Exercise prompt: Can you transcribe the following records line for line, keeping every character unchanged?

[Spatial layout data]
=====
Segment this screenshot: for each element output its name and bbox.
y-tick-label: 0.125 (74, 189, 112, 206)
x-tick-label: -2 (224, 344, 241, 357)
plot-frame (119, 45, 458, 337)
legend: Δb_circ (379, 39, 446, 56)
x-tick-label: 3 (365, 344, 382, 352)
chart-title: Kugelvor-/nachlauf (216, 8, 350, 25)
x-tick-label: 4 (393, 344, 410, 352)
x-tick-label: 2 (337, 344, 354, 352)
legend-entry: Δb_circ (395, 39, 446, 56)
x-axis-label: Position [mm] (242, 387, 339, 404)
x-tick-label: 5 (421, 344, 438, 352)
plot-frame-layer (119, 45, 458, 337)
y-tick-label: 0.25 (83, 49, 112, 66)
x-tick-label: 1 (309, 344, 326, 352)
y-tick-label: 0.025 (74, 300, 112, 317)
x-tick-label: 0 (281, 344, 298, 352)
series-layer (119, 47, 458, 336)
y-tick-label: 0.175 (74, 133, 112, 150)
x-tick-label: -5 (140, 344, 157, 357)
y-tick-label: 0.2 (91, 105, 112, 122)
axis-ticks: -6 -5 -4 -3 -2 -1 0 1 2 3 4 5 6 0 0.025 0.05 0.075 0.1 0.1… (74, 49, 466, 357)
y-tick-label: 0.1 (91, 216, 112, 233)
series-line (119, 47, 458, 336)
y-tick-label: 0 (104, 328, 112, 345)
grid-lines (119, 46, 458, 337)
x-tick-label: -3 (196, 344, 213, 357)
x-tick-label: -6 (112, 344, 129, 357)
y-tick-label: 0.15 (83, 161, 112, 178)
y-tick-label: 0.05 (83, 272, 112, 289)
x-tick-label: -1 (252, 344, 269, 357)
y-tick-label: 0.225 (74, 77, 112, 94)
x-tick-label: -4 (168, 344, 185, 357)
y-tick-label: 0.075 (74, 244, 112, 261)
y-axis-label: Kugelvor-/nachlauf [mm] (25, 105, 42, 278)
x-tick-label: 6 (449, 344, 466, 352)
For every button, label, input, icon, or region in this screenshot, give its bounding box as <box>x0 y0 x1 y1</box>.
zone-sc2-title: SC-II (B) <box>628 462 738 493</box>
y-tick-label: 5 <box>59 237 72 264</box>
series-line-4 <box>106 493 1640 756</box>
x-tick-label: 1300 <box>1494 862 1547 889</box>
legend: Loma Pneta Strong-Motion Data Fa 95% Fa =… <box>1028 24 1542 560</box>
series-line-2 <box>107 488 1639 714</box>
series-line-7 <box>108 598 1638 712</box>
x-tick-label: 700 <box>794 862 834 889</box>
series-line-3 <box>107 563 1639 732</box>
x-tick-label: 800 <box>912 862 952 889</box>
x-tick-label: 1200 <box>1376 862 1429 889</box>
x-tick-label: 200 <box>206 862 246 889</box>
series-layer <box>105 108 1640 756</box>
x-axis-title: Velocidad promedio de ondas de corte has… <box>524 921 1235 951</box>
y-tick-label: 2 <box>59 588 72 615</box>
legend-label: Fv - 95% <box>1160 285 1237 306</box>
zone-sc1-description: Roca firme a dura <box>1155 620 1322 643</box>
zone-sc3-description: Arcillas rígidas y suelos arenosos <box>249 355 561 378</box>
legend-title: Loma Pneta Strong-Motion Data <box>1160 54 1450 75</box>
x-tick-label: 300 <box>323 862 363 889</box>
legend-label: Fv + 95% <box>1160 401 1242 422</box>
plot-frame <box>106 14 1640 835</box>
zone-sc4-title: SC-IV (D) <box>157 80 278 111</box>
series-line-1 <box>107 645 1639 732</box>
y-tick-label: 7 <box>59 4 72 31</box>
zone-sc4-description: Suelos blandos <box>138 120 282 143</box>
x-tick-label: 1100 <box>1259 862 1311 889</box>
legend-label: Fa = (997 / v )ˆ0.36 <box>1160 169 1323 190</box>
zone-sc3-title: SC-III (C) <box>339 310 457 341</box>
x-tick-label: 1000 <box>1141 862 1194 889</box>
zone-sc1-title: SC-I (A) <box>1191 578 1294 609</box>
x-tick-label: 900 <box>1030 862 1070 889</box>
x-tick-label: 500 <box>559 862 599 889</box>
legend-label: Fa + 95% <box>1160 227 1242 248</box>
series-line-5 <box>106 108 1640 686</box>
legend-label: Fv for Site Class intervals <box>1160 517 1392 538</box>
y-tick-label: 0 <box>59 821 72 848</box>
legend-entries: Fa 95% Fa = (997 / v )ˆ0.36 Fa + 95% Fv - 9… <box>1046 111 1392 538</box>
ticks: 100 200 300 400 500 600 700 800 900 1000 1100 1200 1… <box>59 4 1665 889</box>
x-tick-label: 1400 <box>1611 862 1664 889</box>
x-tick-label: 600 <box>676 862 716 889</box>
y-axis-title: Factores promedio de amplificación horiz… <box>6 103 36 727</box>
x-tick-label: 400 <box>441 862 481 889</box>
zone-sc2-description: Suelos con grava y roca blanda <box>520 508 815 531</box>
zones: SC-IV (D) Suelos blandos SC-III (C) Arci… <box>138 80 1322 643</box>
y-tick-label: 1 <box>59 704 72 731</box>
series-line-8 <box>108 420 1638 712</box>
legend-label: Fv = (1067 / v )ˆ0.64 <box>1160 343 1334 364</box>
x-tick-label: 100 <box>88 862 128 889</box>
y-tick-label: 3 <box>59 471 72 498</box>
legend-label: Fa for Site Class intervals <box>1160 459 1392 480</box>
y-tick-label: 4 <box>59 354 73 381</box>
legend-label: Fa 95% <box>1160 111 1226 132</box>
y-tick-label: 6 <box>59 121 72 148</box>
=====
Response to the task:
Segment this screenshot: for each element output its name and bbox.
y-tick-label: 0.125 (74, 189, 112, 206)
x-tick-label: -2 (224, 344, 241, 357)
plot-frame (119, 45, 458, 337)
legend: Δb_circ (379, 39, 446, 56)
x-tick-label: 3 (365, 344, 382, 352)
chart-title: Kugelvor-/nachlauf (216, 8, 350, 25)
x-tick-label: 4 (393, 344, 410, 352)
x-tick-label: 2 (337, 344, 354, 352)
legend-entry: Δb_circ (395, 39, 446, 56)
x-axis-label: Position [mm] (242, 387, 339, 404)
x-tick-label: 5 (421, 344, 438, 352)
plot-frame-layer (119, 45, 458, 337)
y-tick-label: 0.25 (83, 49, 112, 66)
x-tick-label: 1 (309, 344, 326, 352)
y-tick-label: 0.025 (74, 300, 112, 317)
x-tick-label: 0 (281, 344, 298, 352)
series-layer (119, 47, 458, 336)
y-tick-label: 0.175 (74, 133, 112, 150)
x-tick-label: -5 (140, 344, 157, 357)
y-tick-label: 0.2 (91, 105, 112, 122)
axis-ticks: -6 -5 -4 -3 -2 -1 0 1 2 3 4 5 6 0 0.025 0.05 0.075 0.1 0.1… (74, 49, 466, 357)
y-tick-label: 0.1 (91, 216, 112, 233)
series-line (119, 47, 458, 336)
y-tick-label: 0 (104, 328, 112, 345)
grid-lines (119, 46, 458, 337)
x-tick-label: -3 (196, 344, 213, 357)
x-tick-label: -6 (112, 344, 129, 357)
y-tick-label: 0.15 (83, 161, 112, 178)
y-tick-label: 0.05 (83, 272, 112, 289)
x-tick-label: -1 (252, 344, 269, 357)
y-tick-label: 0.225 (74, 77, 112, 94)
x-tick-label: -4 (168, 344, 185, 357)
y-tick-label: 0.075 (74, 244, 112, 261)
y-axis-label: Kugelvor-/nachlauf [mm] (25, 105, 42, 278)
x-tick-label: 6 (449, 344, 466, 352)
For every button, label, input, icon, or region in this screenshot, give its bounding box as <box>x0 y0 x1 y1</box>.
zone-sc2-title: SC-II (B) <box>628 462 738 493</box>
y-tick-label: 5 <box>59 237 72 264</box>
series-line-4 <box>106 493 1640 756</box>
x-tick-label: 1300 <box>1494 862 1547 889</box>
legend: Loma Pneta Strong-Motion Data Fa 95% Fa =… <box>1028 24 1542 560</box>
series-line-2 <box>107 488 1639 714</box>
series-line-7 <box>108 598 1638 712</box>
x-tick-label: 700 <box>794 862 834 889</box>
series-line-3 <box>107 563 1639 732</box>
x-tick-label: 800 <box>912 862 952 889</box>
x-tick-label: 1200 <box>1376 862 1429 889</box>
x-tick-label: 200 <box>206 862 246 889</box>
series-layer <box>105 108 1640 756</box>
x-axis-title: Velocidad promedio de ondas de corte has… <box>524 921 1235 951</box>
y-tick-label: 2 <box>59 588 72 615</box>
legend-label: Fv - 95% <box>1160 285 1237 306</box>
zone-sc1-description: Roca firme a dura <box>1155 620 1322 643</box>
zone-sc3-description: Arcillas rígidas y suelos arenosos <box>249 355 561 378</box>
legend-title: Loma Pneta Strong-Motion Data <box>1160 54 1450 75</box>
x-tick-label: 300 <box>323 862 363 889</box>
legend-label: Fv + 95% <box>1160 401 1242 422</box>
plot-frame <box>106 14 1640 835</box>
zone-sc4-title: SC-IV (D) <box>157 80 278 111</box>
series-line-1 <box>107 645 1639 732</box>
y-tick-label: 7 <box>59 4 72 31</box>
zone-sc4-description: Suelos blandos <box>138 120 282 143</box>
x-tick-label: 1100 <box>1259 862 1311 889</box>
legend-label: Fa = (997 / v )ˆ0.36 <box>1160 169 1323 190</box>
zone-sc3-title: SC-III (C) <box>339 310 457 341</box>
x-tick-label: 1000 <box>1141 862 1194 889</box>
zone-sc1-title: SC-I (A) <box>1191 578 1294 609</box>
x-tick-label: 900 <box>1030 862 1070 889</box>
x-tick-label: 500 <box>559 862 599 889</box>
legend-label: Fa + 95% <box>1160 227 1242 248</box>
series-line-5 <box>106 108 1640 686</box>
legend-label: Fv for Site Class intervals <box>1160 517 1392 538</box>
y-tick-label: 0 <box>59 821 72 848</box>
legend-entries: Fa 95% Fa = (997 / v )ˆ0.36 Fa + 95% Fv - 9… <box>1046 111 1392 538</box>
ticks: 100 200 300 400 500 600 700 800 900 1000 1100 1200 1… <box>59 4 1665 889</box>
x-tick-label: 1400 <box>1611 862 1664 889</box>
x-tick-label: 600 <box>676 862 716 889</box>
y-axis-title: Factores promedio de amplificación horiz… <box>6 103 36 727</box>
x-tick-label: 400 <box>441 862 481 889</box>
zone-sc2-description: Suelos con grava y roca blanda <box>520 508 815 531</box>
zones: SC-IV (D) Suelos blandos SC-III (C) Arci… <box>138 80 1322 643</box>
y-tick-label: 1 <box>59 704 72 731</box>
series-line-8 <box>108 420 1638 712</box>
legend-label: Fv = (1067 / v )ˆ0.64 <box>1160 343 1334 364</box>
x-tick-label: 100 <box>88 862 128 889</box>
y-tick-label: 3 <box>59 471 72 498</box>
legend-label: Fa for Site Class intervals <box>1160 459 1392 480</box>
y-tick-label: 4 <box>59 354 73 381</box>
legend-label: Fa 95% <box>1160 111 1226 132</box>
y-tick-label: 6 <box>59 121 72 148</box>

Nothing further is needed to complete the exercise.